Reproduce every line of the listing below character for character, in the same order.
— BEGIN Supplied material —
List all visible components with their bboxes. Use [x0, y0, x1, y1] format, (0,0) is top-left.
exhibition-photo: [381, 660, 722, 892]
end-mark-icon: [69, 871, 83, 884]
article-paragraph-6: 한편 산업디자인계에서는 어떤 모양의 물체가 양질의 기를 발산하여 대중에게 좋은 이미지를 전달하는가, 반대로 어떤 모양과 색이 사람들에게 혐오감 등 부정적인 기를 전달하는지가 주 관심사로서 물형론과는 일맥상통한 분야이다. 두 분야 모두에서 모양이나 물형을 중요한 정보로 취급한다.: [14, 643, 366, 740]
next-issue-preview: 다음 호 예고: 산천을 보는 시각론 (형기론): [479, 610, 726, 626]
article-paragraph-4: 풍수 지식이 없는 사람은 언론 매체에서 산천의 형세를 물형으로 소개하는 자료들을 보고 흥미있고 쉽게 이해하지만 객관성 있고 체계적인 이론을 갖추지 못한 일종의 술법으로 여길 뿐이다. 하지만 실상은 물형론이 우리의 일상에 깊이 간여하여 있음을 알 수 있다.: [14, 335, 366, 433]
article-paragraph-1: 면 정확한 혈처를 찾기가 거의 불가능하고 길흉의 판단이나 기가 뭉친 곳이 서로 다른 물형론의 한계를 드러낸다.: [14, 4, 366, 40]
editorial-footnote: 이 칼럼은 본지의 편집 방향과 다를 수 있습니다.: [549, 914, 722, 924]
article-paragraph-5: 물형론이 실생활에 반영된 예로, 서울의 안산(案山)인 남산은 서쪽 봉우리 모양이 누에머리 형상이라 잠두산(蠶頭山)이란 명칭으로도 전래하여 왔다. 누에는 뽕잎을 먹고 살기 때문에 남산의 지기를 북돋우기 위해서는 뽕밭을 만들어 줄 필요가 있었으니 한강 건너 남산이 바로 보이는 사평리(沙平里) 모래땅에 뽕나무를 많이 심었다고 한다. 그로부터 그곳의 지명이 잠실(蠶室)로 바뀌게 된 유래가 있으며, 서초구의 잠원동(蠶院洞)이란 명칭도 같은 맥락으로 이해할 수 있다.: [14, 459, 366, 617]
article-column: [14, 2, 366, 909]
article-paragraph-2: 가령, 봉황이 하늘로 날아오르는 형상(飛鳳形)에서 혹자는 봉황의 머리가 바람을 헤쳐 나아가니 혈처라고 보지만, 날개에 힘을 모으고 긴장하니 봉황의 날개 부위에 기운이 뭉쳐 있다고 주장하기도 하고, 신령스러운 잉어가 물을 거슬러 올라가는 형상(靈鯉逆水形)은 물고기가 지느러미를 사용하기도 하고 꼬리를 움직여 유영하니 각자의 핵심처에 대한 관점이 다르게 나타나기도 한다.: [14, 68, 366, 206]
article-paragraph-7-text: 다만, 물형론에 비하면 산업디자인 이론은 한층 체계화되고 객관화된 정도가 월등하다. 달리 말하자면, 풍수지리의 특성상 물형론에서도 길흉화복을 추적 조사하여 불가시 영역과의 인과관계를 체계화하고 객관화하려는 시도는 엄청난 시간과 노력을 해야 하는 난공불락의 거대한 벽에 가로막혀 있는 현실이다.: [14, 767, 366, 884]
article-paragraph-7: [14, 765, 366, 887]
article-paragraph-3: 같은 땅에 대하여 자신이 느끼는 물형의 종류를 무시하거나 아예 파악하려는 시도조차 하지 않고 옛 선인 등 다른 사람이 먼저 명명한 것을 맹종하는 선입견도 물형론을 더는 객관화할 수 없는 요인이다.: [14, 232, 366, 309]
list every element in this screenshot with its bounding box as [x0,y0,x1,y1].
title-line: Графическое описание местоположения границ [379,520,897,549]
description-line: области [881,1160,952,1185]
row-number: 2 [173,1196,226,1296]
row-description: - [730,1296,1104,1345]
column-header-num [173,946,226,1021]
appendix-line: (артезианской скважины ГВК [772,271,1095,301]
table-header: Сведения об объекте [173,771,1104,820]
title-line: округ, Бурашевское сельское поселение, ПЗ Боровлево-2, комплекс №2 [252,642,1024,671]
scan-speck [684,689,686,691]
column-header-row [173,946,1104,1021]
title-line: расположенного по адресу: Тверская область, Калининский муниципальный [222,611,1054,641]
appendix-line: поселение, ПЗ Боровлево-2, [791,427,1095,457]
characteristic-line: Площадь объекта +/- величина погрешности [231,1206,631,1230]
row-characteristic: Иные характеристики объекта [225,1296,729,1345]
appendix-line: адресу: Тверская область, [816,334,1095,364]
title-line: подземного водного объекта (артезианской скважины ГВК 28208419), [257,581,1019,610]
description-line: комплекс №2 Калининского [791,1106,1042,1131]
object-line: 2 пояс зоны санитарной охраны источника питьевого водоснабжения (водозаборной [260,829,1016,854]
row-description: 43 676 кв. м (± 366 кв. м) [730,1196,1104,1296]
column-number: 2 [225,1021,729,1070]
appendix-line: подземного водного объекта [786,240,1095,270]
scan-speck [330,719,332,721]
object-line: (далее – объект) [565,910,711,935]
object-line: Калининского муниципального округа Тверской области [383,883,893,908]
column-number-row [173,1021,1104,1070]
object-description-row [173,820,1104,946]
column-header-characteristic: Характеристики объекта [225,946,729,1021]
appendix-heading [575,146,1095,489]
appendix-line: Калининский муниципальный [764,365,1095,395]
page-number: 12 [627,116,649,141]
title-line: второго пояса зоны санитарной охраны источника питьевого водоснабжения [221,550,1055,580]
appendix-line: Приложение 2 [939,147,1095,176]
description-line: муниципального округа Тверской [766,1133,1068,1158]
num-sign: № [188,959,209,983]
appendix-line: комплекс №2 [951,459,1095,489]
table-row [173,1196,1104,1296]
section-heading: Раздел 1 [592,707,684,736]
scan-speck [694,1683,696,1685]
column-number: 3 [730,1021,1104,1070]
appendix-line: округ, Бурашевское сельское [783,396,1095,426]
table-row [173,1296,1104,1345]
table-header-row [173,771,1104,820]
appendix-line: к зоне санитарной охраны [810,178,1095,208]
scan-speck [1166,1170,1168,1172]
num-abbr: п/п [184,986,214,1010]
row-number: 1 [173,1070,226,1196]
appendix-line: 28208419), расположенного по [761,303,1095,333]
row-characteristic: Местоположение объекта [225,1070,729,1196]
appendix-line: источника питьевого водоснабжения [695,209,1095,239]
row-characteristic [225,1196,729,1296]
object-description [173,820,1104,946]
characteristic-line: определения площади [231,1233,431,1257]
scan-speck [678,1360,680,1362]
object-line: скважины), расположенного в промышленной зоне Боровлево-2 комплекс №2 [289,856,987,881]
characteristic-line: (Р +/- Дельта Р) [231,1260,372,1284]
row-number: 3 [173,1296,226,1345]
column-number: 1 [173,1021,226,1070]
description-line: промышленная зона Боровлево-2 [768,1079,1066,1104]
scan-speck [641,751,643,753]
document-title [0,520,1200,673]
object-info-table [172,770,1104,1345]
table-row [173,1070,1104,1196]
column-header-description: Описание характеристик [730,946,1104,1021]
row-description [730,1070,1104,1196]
— END Supplied material —
Completed exercise
List all visible components with their bboxes. Use [x0, y0, x1, y1] format, (0,0) is top-left.
exhibition-photo: [381, 660, 722, 892]
end-mark-icon: [69, 871, 83, 884]
article-paragraph-6: 한편 산업디자인계에서는 어떤 모양의 물체가 양질의 기를 발산하여 대중에게 좋은 이미지를 전달하는가, 반대로 어떤 모양과 색이 사람들에게 혐오감 등 부정적인 기를 전달하는지가 주 관심사로서 물형론과는 일맥상통한 분야이다. 두 분야 모두에서 모양이나 물형을 중요한 정보로 취급한다.: [14, 643, 366, 740]
next-issue-preview: 다음 호 예고: 산천을 보는 시각론 (형기론): [479, 610, 726, 626]
article-paragraph-4: 풍수 지식이 없는 사람은 언론 매체에서 산천의 형세를 물형으로 소개하는 자료들을 보고 흥미있고 쉽게 이해하지만 객관성 있고 체계적인 이론을 갖추지 못한 일종의 술법으로 여길 뿐이다. 하지만 실상은 물형론이 우리의 일상에 깊이 간여하여 있음을 알 수 있다.: [14, 335, 366, 433]
article-paragraph-1: 면 정확한 혈처를 찾기가 거의 불가능하고 길흉의 판단이나 기가 뭉친 곳이 서로 다른 물형론의 한계를 드러낸다.: [14, 4, 366, 40]
editorial-footnote: 이 칼럼은 본지의 편집 방향과 다를 수 있습니다.: [549, 914, 722, 924]
article-paragraph-5: 물형론이 실생활에 반영된 예로, 서울의 안산(案山)인 남산은 서쪽 봉우리 모양이 누에머리 형상이라 잠두산(蠶頭山)이란 명칭으로도 전래하여 왔다. 누에는 뽕잎을 먹고 살기 때문에 남산의 지기를 북돋우기 위해서는 뽕밭을 만들어 줄 필요가 있었으니 한강 건너 남산이 바로 보이는 사평리(沙平里) 모래땅에 뽕나무를 많이 심었다고 한다. 그로부터 그곳의 지명이 잠실(蠶室)로 바뀌게 된 유래가 있으며, 서초구의 잠원동(蠶院洞)이란 명칭도 같은 맥락으로 이해할 수 있다.: [14, 459, 366, 617]
article-column: [14, 2, 366, 909]
article-paragraph-2: 가령, 봉황이 하늘로 날아오르는 형상(飛鳳形)에서 혹자는 봉황의 머리가 바람을 헤쳐 나아가니 혈처라고 보지만, 날개에 힘을 모으고 긴장하니 봉황의 날개 부위에 기운이 뭉쳐 있다고 주장하기도 하고, 신령스러운 잉어가 물을 거슬러 올라가는 형상(靈鯉逆水形)은 물고기가 지느러미를 사용하기도 하고 꼬리를 움직여 유영하니 각자의 핵심처에 대한 관점이 다르게 나타나기도 한다.: [14, 68, 366, 206]
article-paragraph-7-text: 다만, 물형론에 비하면 산업디자인 이론은 한층 체계화되고 객관화된 정도가 월등하다. 달리 말하자면, 풍수지리의 특성상 물형론에서도 길흉화복을 추적 조사하여 불가시 영역과의 인과관계를 체계화하고 객관화하려는 시도는 엄청난 시간과 노력을 해야 하는 난공불락의 거대한 벽에 가로막혀 있는 현실이다.: [14, 767, 366, 884]
article-paragraph-7: [14, 765, 366, 887]
article-paragraph-3: 같은 땅에 대하여 자신이 느끼는 물형의 종류를 무시하거나 아예 파악하려는 시도조차 하지 않고 옛 선인 등 다른 사람이 먼저 명명한 것을 맹종하는 선입견도 물형론을 더는 객관화할 수 없는 요인이다.: [14, 232, 366, 309]
list every element in this screenshot with its bounding box as [x0,y0,x1,y1].
title-line: Графическое описание местоположения границ [379,520,897,549]
description-line: области [881,1160,952,1185]
row-number: 2 [173,1196,226,1296]
row-description: - [730,1296,1104,1345]
column-header-num [173,946,226,1021]
appendix-line: (артезианской скважины ГВК [772,271,1095,301]
table-header: Сведения об объекте [173,771,1104,820]
title-line: округ, Бурашевское сельское поселение, ПЗ Боровлево-2, комплекс №2 [252,642,1024,671]
scan-speck [684,689,686,691]
column-header-row [173,946,1104,1021]
title-line: расположенного по адресу: Тверская область, Калининский муниципальный [222,611,1054,641]
appendix-line: поселение, ПЗ Боровлево-2, [791,427,1095,457]
characteristic-line: Площадь объекта +/- величина погрешности [231,1206,631,1230]
row-characteristic: Иные характеристики объекта [225,1296,729,1345]
appendix-line: адресу: Тверская область, [816,334,1095,364]
title-line: подземного водного объекта (артезианской скважины ГВК 28208419), [257,581,1019,610]
description-line: комплекс №2 Калининского [791,1106,1042,1131]
object-line: 2 пояс зоны санитарной охраны источника питьевого водоснабжения (водозаборной [260,829,1016,854]
row-description: 43 676 кв. м (± 366 кв. м) [730,1196,1104,1296]
column-number: 2 [225,1021,729,1070]
appendix-line: подземного водного объекта [786,240,1095,270]
scan-speck [330,719,332,721]
object-line: (далее – объект) [565,910,711,935]
object-line: Калининского муниципального округа Тверской области [383,883,893,908]
column-number-row [173,1021,1104,1070]
object-description-row [173,820,1104,946]
column-header-characteristic: Характеристики объекта [225,946,729,1021]
appendix-heading [575,146,1095,489]
appendix-line: Калининский муниципальный [764,365,1095,395]
page-number: 12 [627,116,649,141]
title-line: второго пояса зоны санитарной охраны источника питьевого водоснабжения [221,550,1055,580]
appendix-line: Приложение 2 [939,147,1095,176]
description-line: муниципального округа Тверской [766,1133,1068,1158]
num-sign: № [188,959,209,983]
appendix-line: комплекс №2 [951,459,1095,489]
table-row [173,1196,1104,1296]
section-heading: Раздел 1 [592,707,684,736]
scan-speck [694,1683,696,1685]
column-number: 3 [730,1021,1104,1070]
appendix-line: округ, Бурашевское сельское [783,396,1095,426]
table-row [173,1296,1104,1345]
table-header-row [173,771,1104,820]
appendix-line: к зоне санитарной охраны [810,178,1095,208]
scan-speck [1166,1170,1168,1172]
num-abbr: п/п [184,986,214,1010]
row-number: 1 [173,1070,226,1196]
appendix-line: 28208419), расположенного по [761,303,1095,333]
row-characteristic: Местоположение объекта [225,1070,729,1196]
appendix-line: источника питьевого водоснабжения [695,209,1095,239]
row-characteristic [225,1196,729,1296]
object-description [173,820,1104,946]
characteristic-line: определения площади [231,1233,431,1257]
scan-speck [678,1360,680,1362]
object-line: скважины), расположенного в промышленной зоне Боровлево-2 комплекс №2 [289,856,987,881]
characteristic-line: (Р +/- Дельта Р) [231,1260,372,1284]
row-number: 3 [173,1296,226,1345]
column-number: 1 [173,1021,226,1070]
description-line: промышленная зона Боровлево-2 [768,1079,1066,1104]
scan-speck [641,751,643,753]
document-title [0,520,1200,673]
object-info-table [172,770,1104,1345]
table-row [173,1070,1104,1196]
column-header-description: Описание характеристик [730,946,1104,1021]
row-description [730,1070,1104,1196]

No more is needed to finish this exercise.